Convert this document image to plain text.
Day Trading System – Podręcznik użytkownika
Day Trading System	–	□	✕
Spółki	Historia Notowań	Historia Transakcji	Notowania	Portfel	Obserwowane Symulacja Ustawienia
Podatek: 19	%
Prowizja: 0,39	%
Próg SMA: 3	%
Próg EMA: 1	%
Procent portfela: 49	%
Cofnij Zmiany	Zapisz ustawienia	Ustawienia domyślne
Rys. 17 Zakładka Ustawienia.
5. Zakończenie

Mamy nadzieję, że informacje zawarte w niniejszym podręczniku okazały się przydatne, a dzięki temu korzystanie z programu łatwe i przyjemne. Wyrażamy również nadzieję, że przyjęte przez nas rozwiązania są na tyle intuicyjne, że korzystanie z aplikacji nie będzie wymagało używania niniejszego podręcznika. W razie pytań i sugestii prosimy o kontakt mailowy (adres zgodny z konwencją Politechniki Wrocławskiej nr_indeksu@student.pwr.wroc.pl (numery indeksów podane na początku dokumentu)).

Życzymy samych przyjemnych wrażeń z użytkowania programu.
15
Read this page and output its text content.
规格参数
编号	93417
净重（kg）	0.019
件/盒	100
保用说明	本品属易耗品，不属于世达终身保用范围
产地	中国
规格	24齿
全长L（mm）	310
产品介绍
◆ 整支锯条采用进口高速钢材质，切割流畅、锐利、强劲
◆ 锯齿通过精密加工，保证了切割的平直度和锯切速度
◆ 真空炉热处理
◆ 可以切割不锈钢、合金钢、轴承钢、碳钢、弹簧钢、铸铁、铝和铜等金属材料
----
- [THE PROBLEM]
From the first line to the last, retype the data exactly.

- [WORKED SOLUTION]
Convert this document image to plain text.
Day Trading System – Podręcznik użytkownika
Day Trading System	–	□	✕
Spółki	Historia Notowań	Historia Transakcji	Notowania	Portfel	Obserwowane Symulacja Ustawienia
Podatek: 19	%
Prowizja: 0,39	%
Próg SMA: 3	%
Próg EMA: 1	%
Procent portfela: 49	%
Cofnij Zmiany	Zapisz ustawienia	Ustawienia domyślne
Rys. 17 Zakładka Ustawienia.
5. Zakończenie

Mamy nadzieję, że informacje zawarte w niniejszym podręczniku okazały się przydatne, a dzięki temu korzystanie z programu łatwe i przyjemne. Wyrażamy również nadzieję, że przyjęte przez nas rozwiązania są na tyle intuicyjne, że korzystanie z aplikacji nie będzie wymagało używania niniejszego podręcznika. W razie pytań i sugestii prosimy o kontakt mailowy (adres zgodny z konwencją Politechniki Wrocławskiej nr_indeksu@student.pwr.wroc.pl (numery indeksów podane na początku dokumentu)).

Życzymy samych przyjemnych wrażeń z użytkowania programu.
15
Read this page and output its text content.
规格参数
编号	93417
净重（kg）	0.019
件/盒	100
保用说明	本品属易耗品，不属于世达终身保用范围
产地	中国
规格	24齿
全长L（mm）	310
产品介绍
◆ 整支锯条采用进口高速钢材质，切割流畅、锐利、强劲
◆ 锯齿通过精密加工，保证了切割的平直度和锯切速度
◆ 真空炉热处理
◆ 可以切割不锈钢、合金钢、轴承钢、碳钢、弹簧钢、铸铁、铝和铜等金属材料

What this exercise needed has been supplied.